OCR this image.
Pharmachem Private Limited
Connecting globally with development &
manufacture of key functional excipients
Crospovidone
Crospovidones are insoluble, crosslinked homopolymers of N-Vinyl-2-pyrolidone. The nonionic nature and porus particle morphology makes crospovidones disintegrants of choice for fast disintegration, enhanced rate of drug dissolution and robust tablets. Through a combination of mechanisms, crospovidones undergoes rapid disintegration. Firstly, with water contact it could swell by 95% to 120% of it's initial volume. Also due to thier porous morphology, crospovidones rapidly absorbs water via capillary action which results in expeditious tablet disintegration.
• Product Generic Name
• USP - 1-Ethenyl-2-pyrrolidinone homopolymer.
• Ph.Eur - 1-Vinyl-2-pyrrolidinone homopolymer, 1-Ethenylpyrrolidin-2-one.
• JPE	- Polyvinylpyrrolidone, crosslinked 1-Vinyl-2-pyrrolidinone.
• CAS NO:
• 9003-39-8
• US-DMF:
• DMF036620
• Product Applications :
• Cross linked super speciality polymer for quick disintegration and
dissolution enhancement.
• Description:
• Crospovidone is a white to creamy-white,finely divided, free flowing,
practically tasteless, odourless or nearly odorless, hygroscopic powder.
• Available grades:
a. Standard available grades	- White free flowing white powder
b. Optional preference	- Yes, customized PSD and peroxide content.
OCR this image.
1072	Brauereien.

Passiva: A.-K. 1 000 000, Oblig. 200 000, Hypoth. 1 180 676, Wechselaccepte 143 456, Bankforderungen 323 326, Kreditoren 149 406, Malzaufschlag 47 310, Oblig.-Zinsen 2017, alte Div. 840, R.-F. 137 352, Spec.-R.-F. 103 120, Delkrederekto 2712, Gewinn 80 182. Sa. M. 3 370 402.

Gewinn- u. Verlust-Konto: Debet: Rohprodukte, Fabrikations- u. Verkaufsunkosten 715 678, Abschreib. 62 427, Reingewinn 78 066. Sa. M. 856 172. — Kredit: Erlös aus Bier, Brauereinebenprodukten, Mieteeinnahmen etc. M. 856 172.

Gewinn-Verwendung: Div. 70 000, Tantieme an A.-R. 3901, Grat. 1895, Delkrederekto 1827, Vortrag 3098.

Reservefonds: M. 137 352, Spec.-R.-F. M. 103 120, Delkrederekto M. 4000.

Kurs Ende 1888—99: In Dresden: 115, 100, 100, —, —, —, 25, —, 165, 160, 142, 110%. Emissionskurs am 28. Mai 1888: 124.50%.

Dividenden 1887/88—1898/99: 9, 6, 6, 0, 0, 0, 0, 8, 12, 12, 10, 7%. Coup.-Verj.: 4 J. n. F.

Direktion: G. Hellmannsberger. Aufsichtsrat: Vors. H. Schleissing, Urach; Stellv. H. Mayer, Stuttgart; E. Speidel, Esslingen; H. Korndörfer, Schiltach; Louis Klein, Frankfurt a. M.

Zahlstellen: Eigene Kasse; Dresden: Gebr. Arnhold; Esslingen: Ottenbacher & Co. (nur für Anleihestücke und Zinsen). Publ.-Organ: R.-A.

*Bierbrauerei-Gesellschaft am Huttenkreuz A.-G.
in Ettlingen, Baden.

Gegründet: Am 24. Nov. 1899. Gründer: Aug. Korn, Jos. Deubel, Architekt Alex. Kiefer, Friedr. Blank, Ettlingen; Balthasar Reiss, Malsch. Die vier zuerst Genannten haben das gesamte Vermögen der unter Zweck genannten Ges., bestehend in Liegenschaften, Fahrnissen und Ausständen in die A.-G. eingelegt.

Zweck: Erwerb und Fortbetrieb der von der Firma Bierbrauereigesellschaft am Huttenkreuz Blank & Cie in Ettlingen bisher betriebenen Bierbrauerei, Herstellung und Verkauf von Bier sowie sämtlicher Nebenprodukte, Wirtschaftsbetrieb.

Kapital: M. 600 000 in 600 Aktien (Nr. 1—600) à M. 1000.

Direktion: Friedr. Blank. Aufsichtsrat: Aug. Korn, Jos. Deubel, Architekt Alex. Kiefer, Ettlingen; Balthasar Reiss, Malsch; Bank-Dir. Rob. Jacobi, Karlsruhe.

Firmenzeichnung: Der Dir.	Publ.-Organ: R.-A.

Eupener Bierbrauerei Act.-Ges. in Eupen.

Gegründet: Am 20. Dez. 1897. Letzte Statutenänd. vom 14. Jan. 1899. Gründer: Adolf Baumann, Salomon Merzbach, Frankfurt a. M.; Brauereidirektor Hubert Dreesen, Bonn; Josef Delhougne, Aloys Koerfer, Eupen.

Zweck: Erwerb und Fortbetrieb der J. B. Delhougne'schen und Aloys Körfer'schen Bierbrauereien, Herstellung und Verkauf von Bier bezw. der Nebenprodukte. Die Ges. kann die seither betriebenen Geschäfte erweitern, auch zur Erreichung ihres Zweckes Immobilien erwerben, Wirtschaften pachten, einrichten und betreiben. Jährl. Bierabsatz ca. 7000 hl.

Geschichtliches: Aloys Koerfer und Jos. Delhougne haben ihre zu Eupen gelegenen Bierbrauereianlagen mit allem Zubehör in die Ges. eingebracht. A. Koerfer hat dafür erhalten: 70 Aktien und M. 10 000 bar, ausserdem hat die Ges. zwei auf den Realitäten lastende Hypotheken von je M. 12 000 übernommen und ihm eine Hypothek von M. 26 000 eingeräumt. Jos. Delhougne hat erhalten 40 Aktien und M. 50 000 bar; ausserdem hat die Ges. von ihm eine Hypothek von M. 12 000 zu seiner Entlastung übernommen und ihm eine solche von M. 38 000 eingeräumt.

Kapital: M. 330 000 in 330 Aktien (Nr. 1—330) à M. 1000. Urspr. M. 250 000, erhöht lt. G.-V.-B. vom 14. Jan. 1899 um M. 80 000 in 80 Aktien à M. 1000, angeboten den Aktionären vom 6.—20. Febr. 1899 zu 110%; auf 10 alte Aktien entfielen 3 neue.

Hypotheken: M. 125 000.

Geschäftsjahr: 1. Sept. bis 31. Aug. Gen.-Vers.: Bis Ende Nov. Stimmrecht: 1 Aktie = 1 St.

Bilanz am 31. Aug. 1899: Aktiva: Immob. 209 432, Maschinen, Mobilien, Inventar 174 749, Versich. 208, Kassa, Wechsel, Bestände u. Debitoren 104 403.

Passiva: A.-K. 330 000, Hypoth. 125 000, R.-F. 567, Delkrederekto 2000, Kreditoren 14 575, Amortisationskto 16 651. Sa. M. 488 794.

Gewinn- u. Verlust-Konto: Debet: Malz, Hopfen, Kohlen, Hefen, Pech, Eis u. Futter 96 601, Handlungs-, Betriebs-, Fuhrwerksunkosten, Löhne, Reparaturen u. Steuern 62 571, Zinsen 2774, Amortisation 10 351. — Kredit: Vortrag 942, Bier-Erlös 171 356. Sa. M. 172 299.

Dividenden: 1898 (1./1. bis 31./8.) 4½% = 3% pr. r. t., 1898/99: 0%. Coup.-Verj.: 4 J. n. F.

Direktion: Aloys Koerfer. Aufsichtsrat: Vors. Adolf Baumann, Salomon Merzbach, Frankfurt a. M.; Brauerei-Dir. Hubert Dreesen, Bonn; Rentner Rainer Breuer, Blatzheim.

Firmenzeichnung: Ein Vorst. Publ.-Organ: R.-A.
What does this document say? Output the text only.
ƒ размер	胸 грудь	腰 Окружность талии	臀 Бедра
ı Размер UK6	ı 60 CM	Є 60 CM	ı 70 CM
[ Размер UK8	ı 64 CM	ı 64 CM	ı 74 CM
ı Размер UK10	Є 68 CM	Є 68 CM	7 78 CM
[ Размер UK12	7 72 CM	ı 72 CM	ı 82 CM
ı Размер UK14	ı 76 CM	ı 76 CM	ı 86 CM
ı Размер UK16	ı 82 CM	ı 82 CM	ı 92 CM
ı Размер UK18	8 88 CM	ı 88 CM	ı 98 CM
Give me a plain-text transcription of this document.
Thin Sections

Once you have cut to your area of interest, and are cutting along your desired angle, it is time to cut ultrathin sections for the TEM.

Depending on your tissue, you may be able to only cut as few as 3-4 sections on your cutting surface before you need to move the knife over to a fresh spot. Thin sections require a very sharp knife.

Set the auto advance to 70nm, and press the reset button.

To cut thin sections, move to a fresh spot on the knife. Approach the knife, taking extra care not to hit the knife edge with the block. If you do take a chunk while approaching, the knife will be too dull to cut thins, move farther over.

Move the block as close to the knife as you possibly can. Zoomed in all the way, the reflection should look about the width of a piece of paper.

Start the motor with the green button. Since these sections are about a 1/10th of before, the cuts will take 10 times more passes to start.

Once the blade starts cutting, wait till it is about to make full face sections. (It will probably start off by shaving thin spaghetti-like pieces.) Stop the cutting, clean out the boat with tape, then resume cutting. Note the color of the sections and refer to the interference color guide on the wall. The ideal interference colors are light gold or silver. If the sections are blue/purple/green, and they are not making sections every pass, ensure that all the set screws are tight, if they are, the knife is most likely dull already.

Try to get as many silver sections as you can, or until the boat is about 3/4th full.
──────────────────────────────
**Instructions to follow:** Look through the entries and return every line where "Delhougne" appears.

**Output for this exercise:**
Gegründet: Am 20. Dez. 1897. Letzte Statutenänd. vom 14. Jan. 1899. Gründer: Adolf Baumann, Salomon Merzbach, Frankfurt a. M.; Brauereidirektor Hubert Dreesen, Bonn; Josef Delhougne, Aloys Koerfer, Eupen.
Zweck: Erwerb und Fortbetrieb der J. B. Delhougne'schen und Aloys Körfer'schen Bierbrauereien, Herstellung und Verkauf von Bier bezw. der Nebenprodukte. Die Ges. kann die seither betriebenen Geschäfte erweitern, auch zur Erreichung ihres Zweckes Immobilien erwerben, Wirtschaften pachten, einrichten und betreiben. Jährl. Bierabsatz ca. 7000 hl.
Geschichtliches: Aloys Koerfer und Jos. Delhougne haben ihre zu Eupen gelegenen Bierbrauereianlagen mit allem Zubehör in die Ges. eingebracht. A. Koerfer hat dafür erhalten: 70 Aktien und M. 10 000 bar, ausserdem hat die Ges. zwei auf den Realitäten lastende Hypotheken von je M. 12 000 übernommen und ihm eine Hypothek von M. 26 000 eingeräumt. Jos. Delhougne hat erhalten 40 Aktien und M. 50 000 bar; ausserdem hat die Ges. von ihm eine Hypothek von M. 12 000 zu seiner Entlastung übernommen und ihm eine solche von M. 38 000 eingeräumt.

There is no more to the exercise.